### Written task
Which lines contain the word "this"? Return each of them as written.

Collection entries:
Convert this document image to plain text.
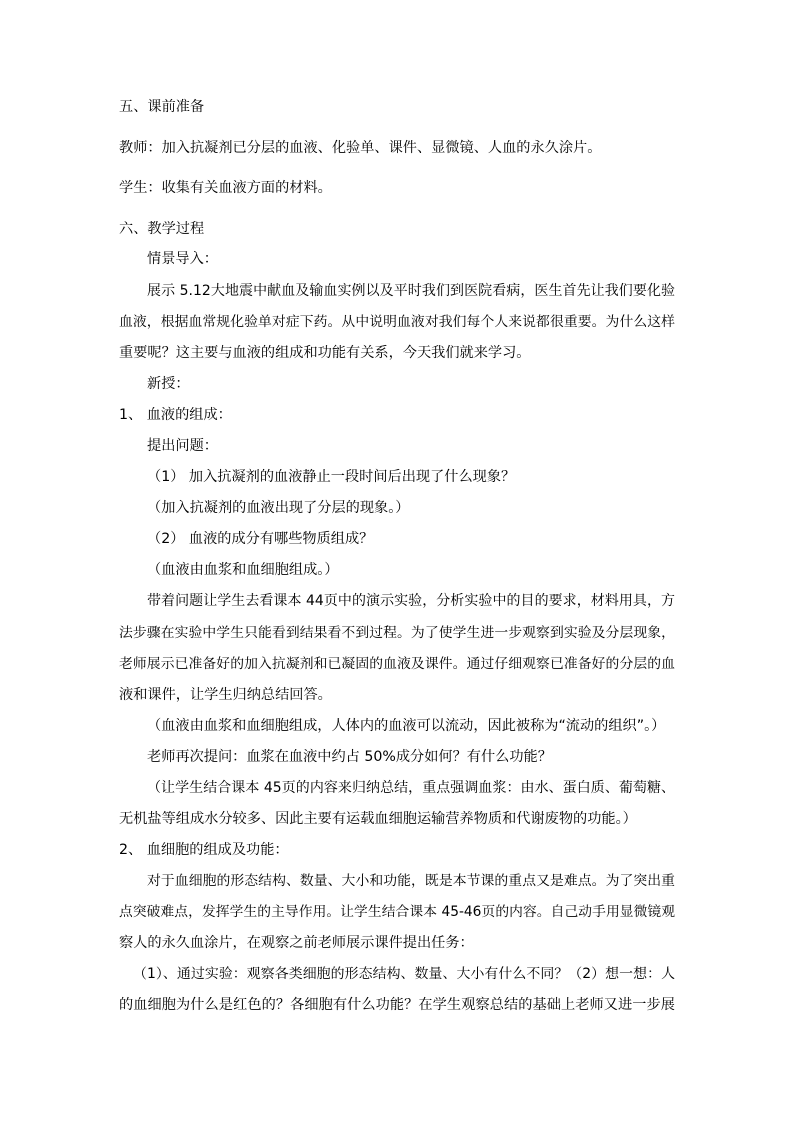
五、课前准备
教师：加入抗凝剂已分层的血液、化验单、课件、显微镜、人血的永久涂片。
学生：收集有关血液方面的材料。
六、教学过程
情景导入：
展示 5.12大地震中献血及输血实例以及平时我们到医院看病，医生首先让我们要化验
血液，根据血常规化验单对症下药。从中说明血液对我们每个人来说都很重要。为什么这样
重要呢？这主要与血液的组成和功能有关系，今天我们就来学习。
新授：
1、 血液的组成：
提出问题：
（1） 加入抗凝剂的血液静止一段时间后出现了什么现象？
（加入抗凝剂的血液出现了分层的现象。）
（2） 血液的成分有哪些物质组成？
（血液由血浆和血细胞组成。）
带着问题让学生去看课本 44页中的演示实验，分析实验中的目的要求，材料用具，方
法步骤在实验中学生只能看到结果看不到过程。为了使学生进一步观察到实验及分层现象，
老师展示已准备好的加入抗凝剂和已凝固的血液及课件。通过仔细观察已准备好的分层的血
液和课件，让学生归纳总结回答。
（血液由血浆和血细胞组成，人体内的血液可以流动，因此被称为“流动的组织”。）
老师再次提问：血浆在血液中约占 50%成分如何？有什么功能？
（让学生结合课本 45页的内容来归纳总结，重点强调血浆：由水、蛋白质、葡萄糖、
无机盐等组成水分较多、因此主要有运载血细胞运输营养物质和代谢废物的功能。）
2、 血细胞的组成及功能：
对于血细胞的形态结构、数量、大小和功能，既是本节课的重点又是难点。为了突出重
点突破难点，发挥学生的主导作用。让学生结合课本 45-46页的内容。自己动手用显微镜观
察人的永久血涂片，在观察之前老师展示课件提出任务：
（1）、通过实验：观察各类细胞的形态结构、数量、大小有什么不同？（2）想一想：人
的血细胞为什么是红色的？各细胞有什么功能？在学生观察总结的基础上老师又进一步展
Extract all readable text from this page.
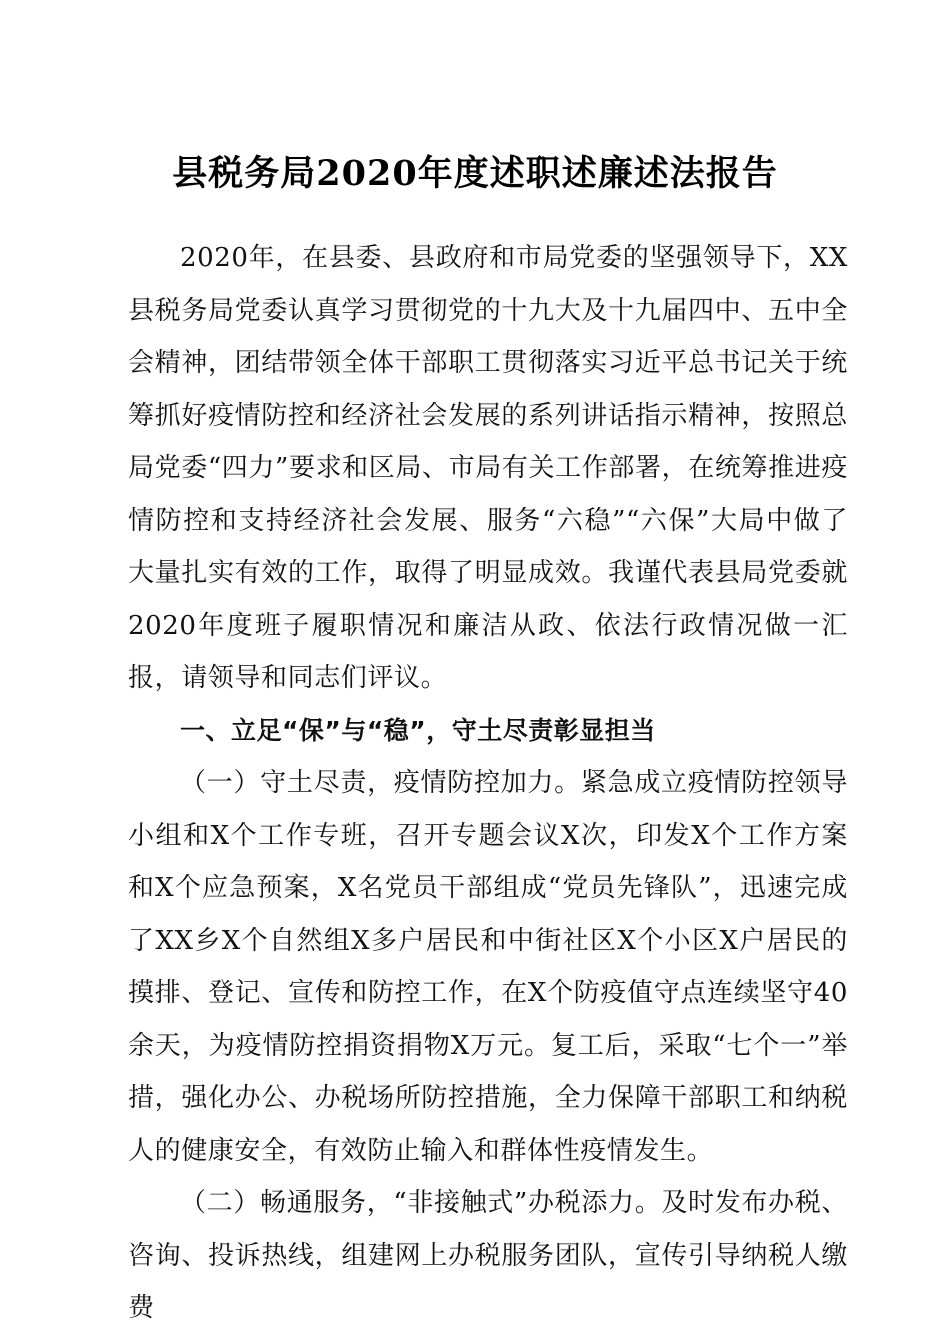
县税务局2020年度述职述廉述法报告

2020年，在县委、县政府和市局党委的坚强领导下，XX县税务局党委认真学习贯彻党的十九大及十九届四中、五中全会精神，团结带领全体干部职工贯彻落实习近平总书记关于统筹抓好疫情防控和经济社会发展的系列讲话指示精神，按照总局党委“四力”要求和区局、市局有关工作部署，在统筹推进疫情防控和支持经济社会发展、服务“六稳”“六保”大局中做了大量扎实有效的工作，取得了明显成效。我谨代表县局党委就2020年度班子履职情况和廉洁从政、依法行政情况做一汇报，请领导和同志们评议。

一、立足“保”与“稳”，守土尽责彰显担当

（一）守土尽责，疫情防控加力。紧急成立疫情防控领导小组和X个工作专班，召开专题会议X次，印发X个工作方案和X个应急预案，X名党员干部组成“党员先锋队”，迅速完成了XX乡X个自然组X多户居民和中街社区X个小区X户居民的摸排、登记、宣传和防控工作，在X个防疫值守点连续坚守40余天，为疫情防控捐资捐物X万元。复工后，采取“七个一”举措，强化办公、办税场所防控措施，全力保障干部职工和纳税人的健康安全，有效防止输入和群体性疫情发生。

（二）畅通服务，“非接触式”办税添力。及时发布办税、咨询、投诉热线，组建网上办税服务团队，宣传引导纳税人缴费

### Worked answer
Convert this document image to plain text.
Extract all readable text from this page.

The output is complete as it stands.